Every line below must be reproduced exactly. Copy them all.

[Extracted records]
***

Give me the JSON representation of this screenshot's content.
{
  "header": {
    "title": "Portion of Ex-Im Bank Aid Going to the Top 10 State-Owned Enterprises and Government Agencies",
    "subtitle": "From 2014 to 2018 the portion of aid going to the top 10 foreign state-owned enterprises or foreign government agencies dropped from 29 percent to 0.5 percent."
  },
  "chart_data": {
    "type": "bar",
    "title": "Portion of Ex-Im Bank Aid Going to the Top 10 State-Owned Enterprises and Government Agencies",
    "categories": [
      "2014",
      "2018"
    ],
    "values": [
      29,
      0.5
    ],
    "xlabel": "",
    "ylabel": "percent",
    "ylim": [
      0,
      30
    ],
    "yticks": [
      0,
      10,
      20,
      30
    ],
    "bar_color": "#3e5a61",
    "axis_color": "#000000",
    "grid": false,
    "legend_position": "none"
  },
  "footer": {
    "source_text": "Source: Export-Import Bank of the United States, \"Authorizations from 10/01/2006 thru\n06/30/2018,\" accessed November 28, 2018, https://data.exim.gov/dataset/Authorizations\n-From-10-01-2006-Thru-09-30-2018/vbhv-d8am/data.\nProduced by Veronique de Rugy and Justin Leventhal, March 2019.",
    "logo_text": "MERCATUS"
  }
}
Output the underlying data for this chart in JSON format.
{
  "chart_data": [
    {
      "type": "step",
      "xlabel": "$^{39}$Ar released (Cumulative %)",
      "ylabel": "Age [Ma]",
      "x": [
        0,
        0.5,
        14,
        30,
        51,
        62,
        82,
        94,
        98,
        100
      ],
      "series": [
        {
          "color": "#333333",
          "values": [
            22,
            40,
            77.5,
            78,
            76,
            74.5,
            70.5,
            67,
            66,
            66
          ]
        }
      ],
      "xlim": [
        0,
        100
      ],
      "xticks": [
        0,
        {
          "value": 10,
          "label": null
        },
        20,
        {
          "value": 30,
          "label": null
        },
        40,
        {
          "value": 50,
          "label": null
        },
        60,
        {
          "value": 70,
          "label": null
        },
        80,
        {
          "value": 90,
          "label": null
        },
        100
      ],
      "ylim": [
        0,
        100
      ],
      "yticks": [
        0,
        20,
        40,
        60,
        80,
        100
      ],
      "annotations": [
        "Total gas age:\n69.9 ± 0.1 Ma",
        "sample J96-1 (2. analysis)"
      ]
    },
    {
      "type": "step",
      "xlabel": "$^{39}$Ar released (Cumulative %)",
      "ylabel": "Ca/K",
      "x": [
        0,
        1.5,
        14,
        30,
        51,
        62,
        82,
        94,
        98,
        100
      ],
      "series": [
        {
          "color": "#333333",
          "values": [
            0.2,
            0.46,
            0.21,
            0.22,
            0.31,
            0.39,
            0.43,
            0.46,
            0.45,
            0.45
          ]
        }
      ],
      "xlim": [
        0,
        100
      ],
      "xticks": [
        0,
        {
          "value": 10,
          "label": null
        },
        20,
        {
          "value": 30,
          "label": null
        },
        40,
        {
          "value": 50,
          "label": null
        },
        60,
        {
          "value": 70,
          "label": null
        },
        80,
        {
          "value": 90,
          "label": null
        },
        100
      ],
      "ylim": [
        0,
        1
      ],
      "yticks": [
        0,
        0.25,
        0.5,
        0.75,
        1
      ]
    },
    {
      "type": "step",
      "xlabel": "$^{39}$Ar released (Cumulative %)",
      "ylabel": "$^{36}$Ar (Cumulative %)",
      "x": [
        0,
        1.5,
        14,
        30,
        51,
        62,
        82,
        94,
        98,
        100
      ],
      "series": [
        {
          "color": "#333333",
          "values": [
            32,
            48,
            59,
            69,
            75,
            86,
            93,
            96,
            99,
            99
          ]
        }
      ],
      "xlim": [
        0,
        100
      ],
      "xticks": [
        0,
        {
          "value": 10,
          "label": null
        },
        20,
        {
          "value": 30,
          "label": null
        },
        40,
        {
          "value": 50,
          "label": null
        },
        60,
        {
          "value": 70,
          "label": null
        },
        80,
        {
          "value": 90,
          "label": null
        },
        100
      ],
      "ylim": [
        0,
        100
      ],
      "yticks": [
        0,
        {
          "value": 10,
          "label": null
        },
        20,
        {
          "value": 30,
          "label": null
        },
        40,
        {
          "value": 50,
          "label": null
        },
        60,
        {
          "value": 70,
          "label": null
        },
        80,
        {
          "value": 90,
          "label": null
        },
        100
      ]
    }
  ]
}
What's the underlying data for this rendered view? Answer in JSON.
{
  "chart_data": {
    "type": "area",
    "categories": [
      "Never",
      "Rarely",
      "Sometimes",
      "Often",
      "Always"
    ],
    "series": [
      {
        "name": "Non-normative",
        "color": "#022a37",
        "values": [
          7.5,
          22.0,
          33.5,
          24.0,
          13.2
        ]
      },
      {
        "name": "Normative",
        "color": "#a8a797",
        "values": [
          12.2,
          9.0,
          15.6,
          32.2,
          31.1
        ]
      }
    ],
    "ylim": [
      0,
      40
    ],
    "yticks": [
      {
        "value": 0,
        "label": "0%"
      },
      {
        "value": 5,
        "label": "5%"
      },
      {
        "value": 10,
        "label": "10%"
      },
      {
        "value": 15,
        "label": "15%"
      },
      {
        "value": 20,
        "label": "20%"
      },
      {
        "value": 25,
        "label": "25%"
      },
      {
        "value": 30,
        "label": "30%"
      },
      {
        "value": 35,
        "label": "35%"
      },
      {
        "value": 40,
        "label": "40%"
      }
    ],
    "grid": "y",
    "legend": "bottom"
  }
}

***

= Output for this task =
Give me the JSON representation of this screenshot's content.
{
  "header": {
    "title": "Portion of Ex-Im Bank Aid Going to the Top 10 State-Owned Enterprises and Government Agencies",
    "subtitle": "From 2014 to 2018 the portion of aid going to the top 10 foreign state-owned enterprises or foreign government agencies dropped from 29 percent to 0.5 percent."
  },
  "chart_data": {
    "type": "bar",
    "title": "Portion of Ex-Im Bank Aid Going to the Top 10 State-Owned Enterprises and Government Agencies",
    "categories": [
      "2014",
      "2018"
    ],
    "values": [
      29,
      0.5
    ],
    "xlabel": "",
    "ylabel": "percent",
    "ylim": [
      0,
      30
    ],
    "yticks": [
      0,
      10,
      20,
      30
    ],
    "bar_color": "#3e5a61",
    "axis_color": "#000000",
    "grid": false,
    "legend_position": "none"
  },
  "footer": {
    "source_text": "Source: Export-Import Bank of the United States, \"Authorizations from 10/01/2006 thru\n06/30/2018,\" accessed November 28, 2018, https://data.exim.gov/dataset/Authorizations\n-From-10-01-2006-Thru-09-30-2018/vbhv-d8am/data.\nProduced by Veronique de Rugy and Justin Leventhal, March 2019.",
    "logo_text": "MERCATUS"
  }
}
Output the underlying data for this chart in JSON format.
{
  "chart_data": [
    {
      "type": "step",
      "xlabel": "$^{39}$Ar released (Cumulative %)",
      "ylabel": "Age [Ma]",
      "x": [
        0,
        0.5,
        14,
        30,
        51,
        62,
        82,
        94,
        98,
        100
      ],
      "series": [
        {
          "color": "#333333",
          "values": [
            22,
            40,
            77.5,
            78,
            76,
            74.5,
            70.5,
            67,
            66,
            66
          ]
        }
      ],
      "xlim": [
        0,
        100
      ],
      "xticks": [
        0,
        {
          "value": 10,
          "label": null
        },
        20,
        {
          "value": 30,
          "label": null
        },
        40,
        {
          "value": 50,
          "label": null
        },
        60,
        {
          "value": 70,
          "label": null
        },
        80,
        {
          "value": 90,
          "label": null
        },
        100
      ],
      "ylim": [
        0,
        100
      ],
      "yticks": [
        0,
        20,
        40,
        60,
        80,
        100
      ],
      "annotations": [
        "Total gas age:\n69.9 ± 0.1 Ma",
        "sample J96-1 (2. analysis)"
      ]
    },
    {
      "type": "step",
      "xlabel": "$^{39}$Ar released (Cumulative %)",
      "ylabel": "Ca/K",
      "x": [
        0,
        1.5,
        14,
        30,
        51,
        62,
        82,
        94,
        98,
        100
      ],
      "series": [
        {
          "color": "#333333",
          "values": [
            0.2,
            0.46,
            0.21,
            0.22,
            0.31,
            0.39,
            0.43,
            0.46,
            0.45,
            0.45
          ]
        }
      ],
      "xlim": [
        0,
        100
      ],
      "xticks": [
        0,
        {
          "value": 10,
          "label": null
        },
        20,
        {
          "value": 30,
          "label": null
        },
        40,
        {
          "value": 50,
          "label": null
        },
        60,
        {
          "value": 70,
          "label": null
        },
        80,
        {
          "value": 90,
          "label": null
        },
        100
      ],
      "ylim": [
        0,
        1
      ],
      "yticks": [
        0,
        0.25,
        0.5,
        0.75,
        1
      ]
    },
    {
      "type": "step",
      "xlabel": "$^{39}$Ar released (Cumulative %)",
      "ylabel": "$^{36}$Ar (Cumulative %)",
      "x": [
        0,
        1.5,
        14,
        30,
        51,
        62,
        82,
        94,
        98,
        100
      ],
      "series": [
        {
          "color": "#333333",
          "values": [
            32,
            48,
            59,
            69,
            75,
            86,
            93,
            96,
            99,
            99
          ]
        }
      ],
      "xlim": [
        0,
        100
      ],
      "xticks": [
        0,
        {
          "value": 10,
          "label": null
        },
        20,
        {
          "value": 30,
          "label": null
        },
        40,
        {
          "value": 50,
          "label": null
        },
        60,
        {
          "value": 70,
          "label": null
        },
        80,
        {
          "value": 90,
          "label": null
        },
        100
      ],
      "ylim": [
        0,
        100
      ],
      "yticks": [
        0,
        {
          "value": 10,
          "label": null
        },
        20,
        {
          "value": 30,
          "label": null
        },
        40,
        {
          "value": 50,
          "label": null
        },
        60,
        {
          "value": 70,
          "label": null
        },
        80,
        {
          "value": 90,
          "label": null
        },
        100
      ]
    }
  ]
}
What's the underlying data for this rendered view? Answer in JSON.
{
  "chart_data": {
    "type": "area",
    "categories": [
      "Never",
      "Rarely",
      "Sometimes",
      "Often",
      "Always"
    ],
    "series": [
      {
        "name": "Non-normative",
        "color": "#022a37",
        "values": [
          7.5,
          22.0,
          33.5,
          24.0,
          13.2
        ]
      },
      {
        "name": "Normative",
        "color": "#a8a797",
        "values": [
          12.2,
          9.0,
          15.6,
          32.2,
          31.1
        ]
      }
    ],
    "ylim": [
      0,
      40
    ],
    "yticks": [
      {
        "value": 0,
        "label": "0%"
      },
      {
        "value": 5,
        "label": "5%"
      },
      {
        "value": 10,
        "label": "10%"
      },
      {
        "value": 15,
        "label": "15%"
      },
      {
        "value": 20,
        "label": "20%"
      },
      {
        "value": 25,
        "label": "25%"
      },
      {
        "value": 30,
        "label": "30%"
      },
      {
        "value": 35,
        "label": "35%"
      },
      {
        "value": 40,
        "label": "40%"
      }
    ],
    "grid": "y",
    "legend": "bottom"
  }
}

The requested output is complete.